◆ **Problem statement**
Identify and reproduce every line holding the string "CHANCES".

=-=-=-=-=

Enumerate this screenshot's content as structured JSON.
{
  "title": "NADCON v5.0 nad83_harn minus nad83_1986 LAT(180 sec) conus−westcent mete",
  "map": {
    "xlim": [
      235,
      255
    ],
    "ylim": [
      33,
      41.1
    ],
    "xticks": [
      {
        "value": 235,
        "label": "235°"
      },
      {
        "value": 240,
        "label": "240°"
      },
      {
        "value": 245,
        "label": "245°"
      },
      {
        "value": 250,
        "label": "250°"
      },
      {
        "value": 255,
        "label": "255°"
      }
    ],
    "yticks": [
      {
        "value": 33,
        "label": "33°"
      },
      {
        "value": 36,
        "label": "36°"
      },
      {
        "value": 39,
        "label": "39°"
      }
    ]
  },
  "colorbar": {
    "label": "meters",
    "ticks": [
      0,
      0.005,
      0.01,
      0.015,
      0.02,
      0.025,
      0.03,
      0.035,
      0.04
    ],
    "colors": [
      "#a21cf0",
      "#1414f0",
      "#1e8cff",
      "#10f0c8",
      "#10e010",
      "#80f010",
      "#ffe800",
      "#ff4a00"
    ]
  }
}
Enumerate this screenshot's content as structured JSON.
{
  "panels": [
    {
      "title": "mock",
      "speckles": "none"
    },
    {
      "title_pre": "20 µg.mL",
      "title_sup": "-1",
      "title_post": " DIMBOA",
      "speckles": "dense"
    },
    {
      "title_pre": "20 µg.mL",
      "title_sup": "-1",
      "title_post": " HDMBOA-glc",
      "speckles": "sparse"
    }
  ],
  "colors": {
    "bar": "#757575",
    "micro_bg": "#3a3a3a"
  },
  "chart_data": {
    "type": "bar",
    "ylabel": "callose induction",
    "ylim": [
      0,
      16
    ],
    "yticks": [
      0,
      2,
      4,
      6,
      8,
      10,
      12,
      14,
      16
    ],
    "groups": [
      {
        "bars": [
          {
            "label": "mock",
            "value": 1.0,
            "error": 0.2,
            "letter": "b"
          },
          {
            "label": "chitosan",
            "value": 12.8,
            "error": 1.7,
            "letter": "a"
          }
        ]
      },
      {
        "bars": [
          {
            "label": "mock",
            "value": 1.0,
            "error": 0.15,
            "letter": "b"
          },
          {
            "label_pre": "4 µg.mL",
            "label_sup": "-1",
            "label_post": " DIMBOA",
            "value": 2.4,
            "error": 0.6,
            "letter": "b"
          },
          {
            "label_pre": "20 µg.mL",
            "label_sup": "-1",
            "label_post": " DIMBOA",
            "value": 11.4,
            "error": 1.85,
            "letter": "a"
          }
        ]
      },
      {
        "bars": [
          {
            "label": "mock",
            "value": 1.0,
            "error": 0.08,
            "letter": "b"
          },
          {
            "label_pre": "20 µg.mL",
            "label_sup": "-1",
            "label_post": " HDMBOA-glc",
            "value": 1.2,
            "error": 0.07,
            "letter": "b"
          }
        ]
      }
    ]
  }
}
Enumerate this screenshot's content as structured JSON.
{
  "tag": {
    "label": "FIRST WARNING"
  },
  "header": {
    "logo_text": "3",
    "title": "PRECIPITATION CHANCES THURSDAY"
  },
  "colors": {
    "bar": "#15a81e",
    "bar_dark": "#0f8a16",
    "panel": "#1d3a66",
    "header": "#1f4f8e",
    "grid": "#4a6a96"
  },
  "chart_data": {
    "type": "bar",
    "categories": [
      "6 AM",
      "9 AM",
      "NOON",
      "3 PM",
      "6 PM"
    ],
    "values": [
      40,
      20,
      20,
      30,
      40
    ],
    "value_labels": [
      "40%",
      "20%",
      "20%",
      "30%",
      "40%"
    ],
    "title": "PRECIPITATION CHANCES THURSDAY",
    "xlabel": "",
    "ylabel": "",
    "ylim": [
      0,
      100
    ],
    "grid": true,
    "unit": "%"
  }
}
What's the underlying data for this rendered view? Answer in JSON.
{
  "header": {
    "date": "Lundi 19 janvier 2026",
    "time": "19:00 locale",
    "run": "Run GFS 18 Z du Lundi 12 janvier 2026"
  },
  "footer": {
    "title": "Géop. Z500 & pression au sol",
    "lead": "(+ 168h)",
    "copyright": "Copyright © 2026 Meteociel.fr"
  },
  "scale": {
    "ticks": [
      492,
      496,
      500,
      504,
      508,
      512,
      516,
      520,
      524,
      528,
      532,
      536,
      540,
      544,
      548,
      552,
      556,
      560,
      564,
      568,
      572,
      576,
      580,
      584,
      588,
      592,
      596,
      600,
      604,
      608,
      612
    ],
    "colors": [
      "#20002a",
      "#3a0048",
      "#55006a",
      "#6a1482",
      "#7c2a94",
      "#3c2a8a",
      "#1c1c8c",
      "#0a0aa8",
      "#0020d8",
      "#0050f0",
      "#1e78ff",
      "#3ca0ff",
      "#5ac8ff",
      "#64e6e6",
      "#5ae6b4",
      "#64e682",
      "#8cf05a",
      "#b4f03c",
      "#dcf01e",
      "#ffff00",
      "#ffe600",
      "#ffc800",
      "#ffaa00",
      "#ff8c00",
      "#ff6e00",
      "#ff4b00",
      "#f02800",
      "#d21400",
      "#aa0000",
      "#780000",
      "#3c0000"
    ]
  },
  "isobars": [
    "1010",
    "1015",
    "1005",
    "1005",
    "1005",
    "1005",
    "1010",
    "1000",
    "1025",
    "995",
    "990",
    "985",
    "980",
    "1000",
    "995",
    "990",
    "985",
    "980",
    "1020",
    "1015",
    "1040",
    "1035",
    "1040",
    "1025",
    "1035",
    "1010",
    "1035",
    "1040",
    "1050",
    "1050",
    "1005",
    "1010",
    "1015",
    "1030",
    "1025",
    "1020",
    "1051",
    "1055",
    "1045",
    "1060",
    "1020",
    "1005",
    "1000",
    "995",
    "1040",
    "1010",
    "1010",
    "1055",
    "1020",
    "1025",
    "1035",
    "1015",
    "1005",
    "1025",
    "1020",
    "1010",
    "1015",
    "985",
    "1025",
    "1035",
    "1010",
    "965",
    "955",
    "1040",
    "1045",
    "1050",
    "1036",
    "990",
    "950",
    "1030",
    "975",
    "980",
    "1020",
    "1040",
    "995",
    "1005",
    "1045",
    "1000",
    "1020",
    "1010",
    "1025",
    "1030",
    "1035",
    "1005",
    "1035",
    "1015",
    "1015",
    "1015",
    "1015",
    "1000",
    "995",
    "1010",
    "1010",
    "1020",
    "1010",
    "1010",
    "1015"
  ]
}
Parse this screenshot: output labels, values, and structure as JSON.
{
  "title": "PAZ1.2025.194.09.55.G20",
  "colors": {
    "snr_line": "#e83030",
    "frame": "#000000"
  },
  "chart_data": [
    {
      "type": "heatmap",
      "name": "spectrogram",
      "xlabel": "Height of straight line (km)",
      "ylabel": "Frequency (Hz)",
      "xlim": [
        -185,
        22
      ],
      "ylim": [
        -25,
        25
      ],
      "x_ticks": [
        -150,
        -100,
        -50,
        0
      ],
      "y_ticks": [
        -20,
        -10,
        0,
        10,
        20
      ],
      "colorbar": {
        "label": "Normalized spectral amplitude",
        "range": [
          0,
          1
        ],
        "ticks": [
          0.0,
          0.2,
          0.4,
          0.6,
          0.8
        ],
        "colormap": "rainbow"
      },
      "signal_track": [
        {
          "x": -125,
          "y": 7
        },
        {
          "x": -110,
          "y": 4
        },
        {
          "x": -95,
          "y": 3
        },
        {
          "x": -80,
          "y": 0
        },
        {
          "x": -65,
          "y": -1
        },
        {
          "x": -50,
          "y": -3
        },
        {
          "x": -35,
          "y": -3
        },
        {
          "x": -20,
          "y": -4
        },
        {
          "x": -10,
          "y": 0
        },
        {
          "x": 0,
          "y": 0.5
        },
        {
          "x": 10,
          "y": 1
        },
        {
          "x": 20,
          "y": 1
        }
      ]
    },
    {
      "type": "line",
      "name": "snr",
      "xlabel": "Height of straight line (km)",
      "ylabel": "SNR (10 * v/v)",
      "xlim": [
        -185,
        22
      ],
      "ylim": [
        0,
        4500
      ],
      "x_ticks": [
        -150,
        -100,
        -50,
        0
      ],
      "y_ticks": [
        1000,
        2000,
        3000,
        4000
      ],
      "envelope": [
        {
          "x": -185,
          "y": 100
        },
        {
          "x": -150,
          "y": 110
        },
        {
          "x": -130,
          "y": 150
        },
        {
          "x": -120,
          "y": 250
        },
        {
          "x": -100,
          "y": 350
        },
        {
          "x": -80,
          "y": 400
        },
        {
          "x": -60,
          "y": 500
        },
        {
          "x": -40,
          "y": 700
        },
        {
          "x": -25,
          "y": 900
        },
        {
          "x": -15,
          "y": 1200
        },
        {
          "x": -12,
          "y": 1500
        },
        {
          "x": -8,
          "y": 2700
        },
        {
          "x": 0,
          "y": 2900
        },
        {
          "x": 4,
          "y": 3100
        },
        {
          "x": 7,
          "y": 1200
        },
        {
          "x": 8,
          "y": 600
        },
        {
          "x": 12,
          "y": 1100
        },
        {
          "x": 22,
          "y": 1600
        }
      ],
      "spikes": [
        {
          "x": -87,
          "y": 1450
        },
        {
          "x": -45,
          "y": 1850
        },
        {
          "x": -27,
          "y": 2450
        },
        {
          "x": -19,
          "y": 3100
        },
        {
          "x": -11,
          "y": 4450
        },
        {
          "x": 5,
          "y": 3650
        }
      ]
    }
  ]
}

=-=-=-=-=

◆ **Final result**
    "title": "PRECIPITATION CHANCES THURSDAY"
    "title": "PRECIPITATION CHANCES THURSDAY",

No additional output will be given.